■ RECORD SET
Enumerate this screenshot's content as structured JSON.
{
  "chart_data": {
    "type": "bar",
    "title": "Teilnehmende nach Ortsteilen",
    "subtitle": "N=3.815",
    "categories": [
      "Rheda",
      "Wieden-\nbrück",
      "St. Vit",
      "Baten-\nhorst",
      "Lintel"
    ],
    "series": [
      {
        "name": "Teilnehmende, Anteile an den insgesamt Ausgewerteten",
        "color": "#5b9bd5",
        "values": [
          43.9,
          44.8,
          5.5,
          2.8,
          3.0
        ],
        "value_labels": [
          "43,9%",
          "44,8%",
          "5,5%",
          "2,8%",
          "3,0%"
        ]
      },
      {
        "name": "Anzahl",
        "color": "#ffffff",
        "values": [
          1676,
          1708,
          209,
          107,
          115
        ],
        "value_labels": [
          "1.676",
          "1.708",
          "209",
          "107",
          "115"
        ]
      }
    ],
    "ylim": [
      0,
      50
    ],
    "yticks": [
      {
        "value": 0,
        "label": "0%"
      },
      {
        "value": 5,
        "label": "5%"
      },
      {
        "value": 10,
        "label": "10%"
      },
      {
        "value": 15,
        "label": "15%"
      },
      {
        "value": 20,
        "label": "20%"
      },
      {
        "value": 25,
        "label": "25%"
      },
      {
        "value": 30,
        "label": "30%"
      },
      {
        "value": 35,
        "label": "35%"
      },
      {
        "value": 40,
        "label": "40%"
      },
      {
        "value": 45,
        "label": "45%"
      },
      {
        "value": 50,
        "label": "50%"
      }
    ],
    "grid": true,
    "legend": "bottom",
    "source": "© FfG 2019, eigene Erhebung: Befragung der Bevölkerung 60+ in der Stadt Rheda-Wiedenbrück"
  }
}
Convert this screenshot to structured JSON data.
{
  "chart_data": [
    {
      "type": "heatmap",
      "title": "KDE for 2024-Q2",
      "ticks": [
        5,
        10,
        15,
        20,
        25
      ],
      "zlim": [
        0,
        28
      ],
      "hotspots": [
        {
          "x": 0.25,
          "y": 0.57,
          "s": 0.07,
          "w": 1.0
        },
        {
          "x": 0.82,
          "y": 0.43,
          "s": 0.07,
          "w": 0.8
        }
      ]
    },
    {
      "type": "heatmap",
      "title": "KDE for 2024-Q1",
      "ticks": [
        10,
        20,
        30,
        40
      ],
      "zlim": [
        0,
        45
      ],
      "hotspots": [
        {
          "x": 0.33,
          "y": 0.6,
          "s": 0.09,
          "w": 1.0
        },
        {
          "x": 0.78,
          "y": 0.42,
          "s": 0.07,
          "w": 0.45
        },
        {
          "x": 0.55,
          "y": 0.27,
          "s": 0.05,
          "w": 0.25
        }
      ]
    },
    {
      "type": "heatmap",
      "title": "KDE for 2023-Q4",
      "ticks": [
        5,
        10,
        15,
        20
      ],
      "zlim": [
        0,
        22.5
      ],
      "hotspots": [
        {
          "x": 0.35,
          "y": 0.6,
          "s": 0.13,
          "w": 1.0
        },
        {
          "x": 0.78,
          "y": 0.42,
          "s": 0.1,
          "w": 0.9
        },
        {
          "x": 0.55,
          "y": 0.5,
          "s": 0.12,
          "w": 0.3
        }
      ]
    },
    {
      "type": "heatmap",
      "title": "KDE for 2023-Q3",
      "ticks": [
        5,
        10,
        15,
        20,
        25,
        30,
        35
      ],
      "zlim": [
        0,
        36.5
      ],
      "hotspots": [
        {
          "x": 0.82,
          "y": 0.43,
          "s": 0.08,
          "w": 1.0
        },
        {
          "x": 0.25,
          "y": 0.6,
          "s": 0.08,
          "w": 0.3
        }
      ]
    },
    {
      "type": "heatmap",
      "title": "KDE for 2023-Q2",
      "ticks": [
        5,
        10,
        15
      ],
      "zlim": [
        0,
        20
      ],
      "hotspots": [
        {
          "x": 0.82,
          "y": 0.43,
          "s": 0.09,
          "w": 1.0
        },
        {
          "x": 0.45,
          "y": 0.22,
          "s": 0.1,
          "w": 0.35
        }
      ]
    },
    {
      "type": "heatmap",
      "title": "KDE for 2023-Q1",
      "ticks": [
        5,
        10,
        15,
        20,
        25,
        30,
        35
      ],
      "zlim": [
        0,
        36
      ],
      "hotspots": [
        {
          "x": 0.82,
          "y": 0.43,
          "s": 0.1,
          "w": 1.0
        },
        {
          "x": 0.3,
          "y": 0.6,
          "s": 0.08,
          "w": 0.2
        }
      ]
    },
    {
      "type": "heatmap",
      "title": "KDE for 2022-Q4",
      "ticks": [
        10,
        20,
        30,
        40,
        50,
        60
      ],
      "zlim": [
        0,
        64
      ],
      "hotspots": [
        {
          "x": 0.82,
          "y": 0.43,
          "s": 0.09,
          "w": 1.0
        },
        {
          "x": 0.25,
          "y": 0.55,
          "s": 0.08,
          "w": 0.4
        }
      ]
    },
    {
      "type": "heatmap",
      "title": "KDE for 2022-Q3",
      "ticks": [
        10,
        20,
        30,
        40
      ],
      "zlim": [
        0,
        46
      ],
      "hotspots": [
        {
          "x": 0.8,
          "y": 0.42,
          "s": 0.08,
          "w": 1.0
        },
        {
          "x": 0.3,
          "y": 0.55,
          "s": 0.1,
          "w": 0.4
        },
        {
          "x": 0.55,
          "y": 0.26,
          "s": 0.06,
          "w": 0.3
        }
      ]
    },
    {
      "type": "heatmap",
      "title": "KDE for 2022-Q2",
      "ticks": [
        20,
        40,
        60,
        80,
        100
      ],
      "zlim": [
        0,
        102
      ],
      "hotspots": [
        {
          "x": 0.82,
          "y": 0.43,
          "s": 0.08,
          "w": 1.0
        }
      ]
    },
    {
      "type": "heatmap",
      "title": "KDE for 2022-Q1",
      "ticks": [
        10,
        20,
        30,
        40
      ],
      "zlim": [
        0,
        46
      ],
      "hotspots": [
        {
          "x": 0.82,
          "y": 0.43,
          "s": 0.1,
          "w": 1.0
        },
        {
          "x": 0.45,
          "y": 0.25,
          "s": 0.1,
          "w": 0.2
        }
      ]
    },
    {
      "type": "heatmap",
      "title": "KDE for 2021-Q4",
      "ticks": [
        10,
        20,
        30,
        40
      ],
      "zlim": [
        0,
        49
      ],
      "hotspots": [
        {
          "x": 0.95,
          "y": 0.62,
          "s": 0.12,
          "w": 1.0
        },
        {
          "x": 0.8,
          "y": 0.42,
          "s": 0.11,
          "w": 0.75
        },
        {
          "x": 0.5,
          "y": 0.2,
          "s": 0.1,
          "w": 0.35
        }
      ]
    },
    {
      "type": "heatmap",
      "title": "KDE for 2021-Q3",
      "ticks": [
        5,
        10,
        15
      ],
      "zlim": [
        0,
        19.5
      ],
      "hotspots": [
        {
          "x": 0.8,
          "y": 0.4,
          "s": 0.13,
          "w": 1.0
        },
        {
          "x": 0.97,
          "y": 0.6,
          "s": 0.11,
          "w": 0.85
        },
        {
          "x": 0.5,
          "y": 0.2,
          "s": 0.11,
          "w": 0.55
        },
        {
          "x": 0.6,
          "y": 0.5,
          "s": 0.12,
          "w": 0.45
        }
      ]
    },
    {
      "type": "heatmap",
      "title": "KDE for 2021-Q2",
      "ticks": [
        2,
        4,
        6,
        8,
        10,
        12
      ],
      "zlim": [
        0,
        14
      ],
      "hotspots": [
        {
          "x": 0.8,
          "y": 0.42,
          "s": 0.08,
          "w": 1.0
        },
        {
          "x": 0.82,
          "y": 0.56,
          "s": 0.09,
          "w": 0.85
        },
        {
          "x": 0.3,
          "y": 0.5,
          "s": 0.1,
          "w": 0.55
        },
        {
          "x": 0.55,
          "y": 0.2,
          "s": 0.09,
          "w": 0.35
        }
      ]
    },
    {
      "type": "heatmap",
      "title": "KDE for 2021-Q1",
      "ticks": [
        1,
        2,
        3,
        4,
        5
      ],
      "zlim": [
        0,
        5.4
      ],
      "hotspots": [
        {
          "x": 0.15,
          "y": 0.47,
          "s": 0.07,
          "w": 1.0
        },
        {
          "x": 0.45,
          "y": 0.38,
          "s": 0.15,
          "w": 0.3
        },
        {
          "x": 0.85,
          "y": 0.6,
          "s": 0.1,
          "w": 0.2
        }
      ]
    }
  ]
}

■ JOB
Copy each line of the listing that contains the string "Teilnehmende".

■ EXERCISE SOLUTION
    "title": "Teilnehmende nach Ortsteilen",
        "name": "Teilnehmende, Anteile an den insgesamt Ausgewerteten",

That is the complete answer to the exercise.